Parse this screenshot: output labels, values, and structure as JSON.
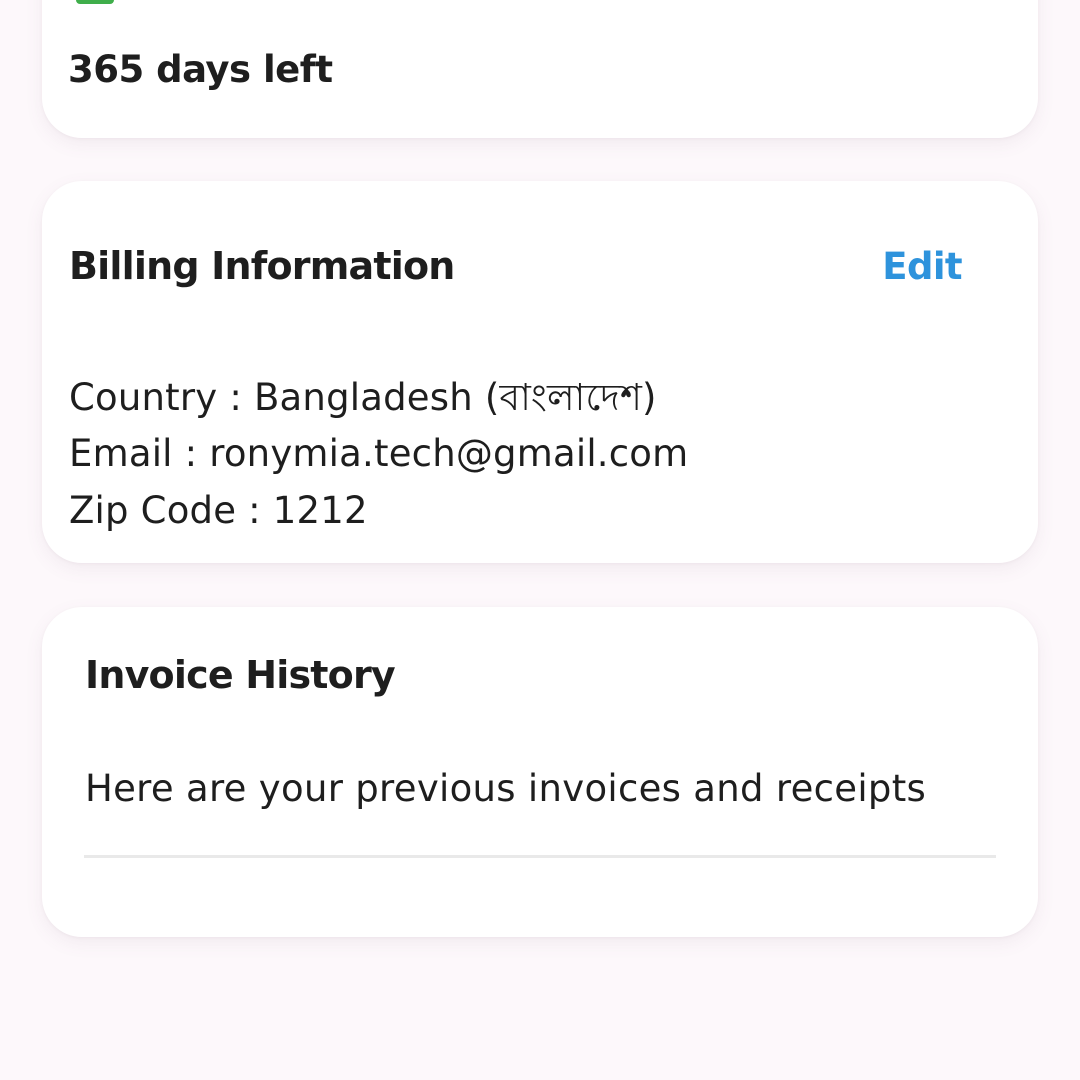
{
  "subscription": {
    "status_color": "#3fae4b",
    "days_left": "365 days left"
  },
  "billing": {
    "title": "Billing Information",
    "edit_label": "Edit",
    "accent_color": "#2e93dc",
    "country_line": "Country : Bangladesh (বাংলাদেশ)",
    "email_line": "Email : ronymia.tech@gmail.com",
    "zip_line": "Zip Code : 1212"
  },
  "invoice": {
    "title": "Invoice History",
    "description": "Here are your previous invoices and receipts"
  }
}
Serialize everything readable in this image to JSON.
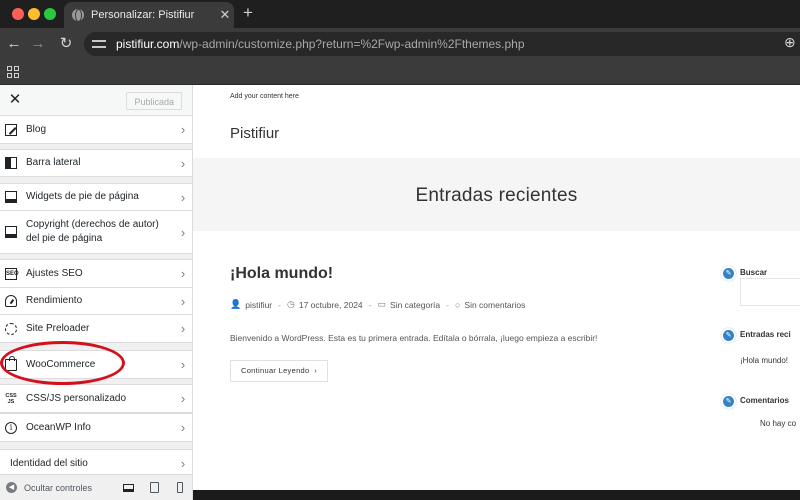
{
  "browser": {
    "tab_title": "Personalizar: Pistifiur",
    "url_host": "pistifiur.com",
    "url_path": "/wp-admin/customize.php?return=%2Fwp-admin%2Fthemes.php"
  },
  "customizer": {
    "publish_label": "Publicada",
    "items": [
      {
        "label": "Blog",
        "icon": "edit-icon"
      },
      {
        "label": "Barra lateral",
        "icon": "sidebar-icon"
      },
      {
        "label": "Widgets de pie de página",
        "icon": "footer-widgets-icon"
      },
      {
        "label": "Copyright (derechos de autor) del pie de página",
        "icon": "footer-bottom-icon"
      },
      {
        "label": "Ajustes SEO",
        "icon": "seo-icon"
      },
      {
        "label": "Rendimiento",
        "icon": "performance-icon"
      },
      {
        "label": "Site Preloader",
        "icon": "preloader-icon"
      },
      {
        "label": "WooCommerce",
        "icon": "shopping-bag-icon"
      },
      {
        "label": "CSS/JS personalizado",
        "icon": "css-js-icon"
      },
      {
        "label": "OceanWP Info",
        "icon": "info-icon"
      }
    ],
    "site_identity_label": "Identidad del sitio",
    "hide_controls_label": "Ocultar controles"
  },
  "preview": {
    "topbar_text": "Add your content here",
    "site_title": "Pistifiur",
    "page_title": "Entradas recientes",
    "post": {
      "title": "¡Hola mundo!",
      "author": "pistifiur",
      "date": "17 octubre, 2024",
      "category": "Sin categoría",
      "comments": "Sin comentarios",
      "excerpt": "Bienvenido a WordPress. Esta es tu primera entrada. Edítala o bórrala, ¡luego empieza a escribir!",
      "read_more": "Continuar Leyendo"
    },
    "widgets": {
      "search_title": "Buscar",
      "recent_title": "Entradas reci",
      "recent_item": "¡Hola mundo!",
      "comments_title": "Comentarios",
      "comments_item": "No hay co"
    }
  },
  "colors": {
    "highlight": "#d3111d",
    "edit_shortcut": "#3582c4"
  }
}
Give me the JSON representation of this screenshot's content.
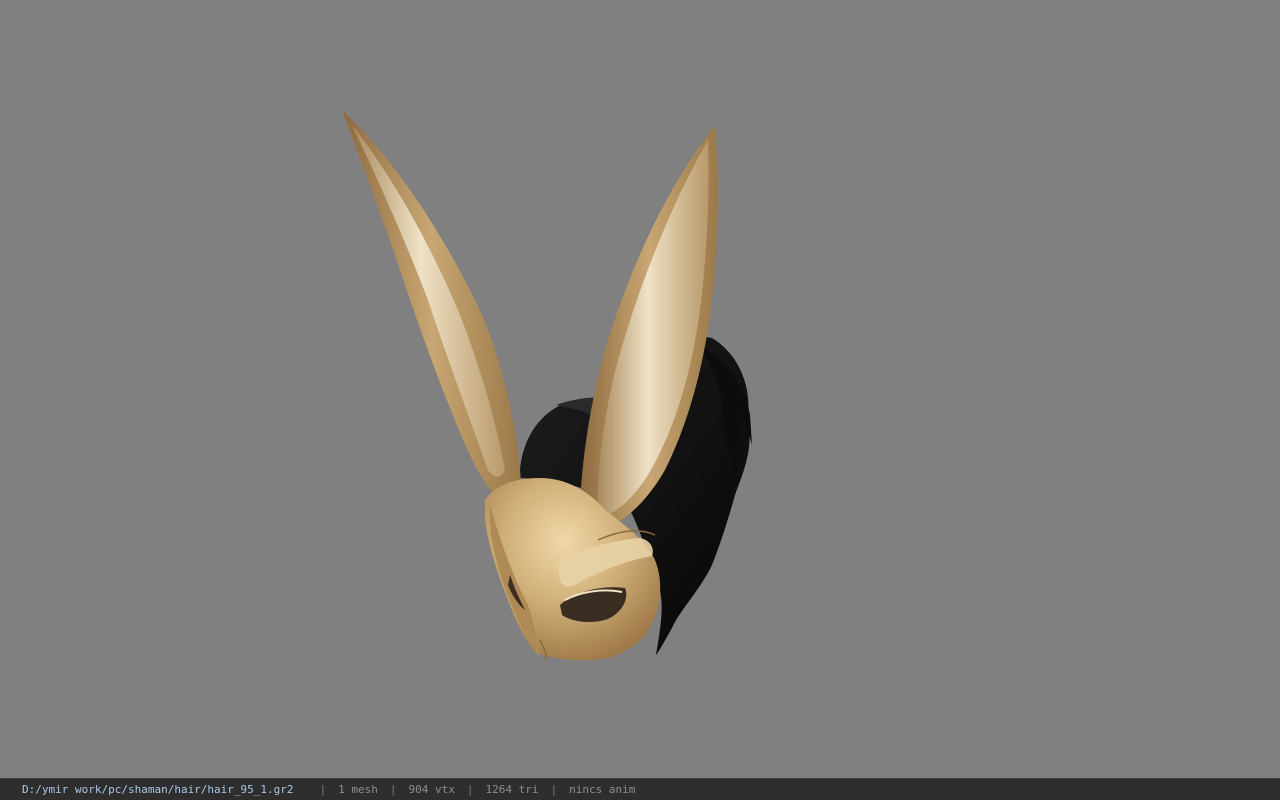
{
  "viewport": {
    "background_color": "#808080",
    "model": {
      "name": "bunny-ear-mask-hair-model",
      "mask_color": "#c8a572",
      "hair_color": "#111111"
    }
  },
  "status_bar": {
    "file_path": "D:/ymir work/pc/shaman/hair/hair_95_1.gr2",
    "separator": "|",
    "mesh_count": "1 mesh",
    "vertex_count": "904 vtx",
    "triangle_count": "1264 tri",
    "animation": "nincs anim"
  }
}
----------
▶ _GIVEN REQUEST_
Within the listing above, find every line containing the string "mundo" and return it.

▶ _RESULT OF THE EXERCISE_
      "title": "¡Hola mundo!",
      "recent_item": "¡Hola mundo!",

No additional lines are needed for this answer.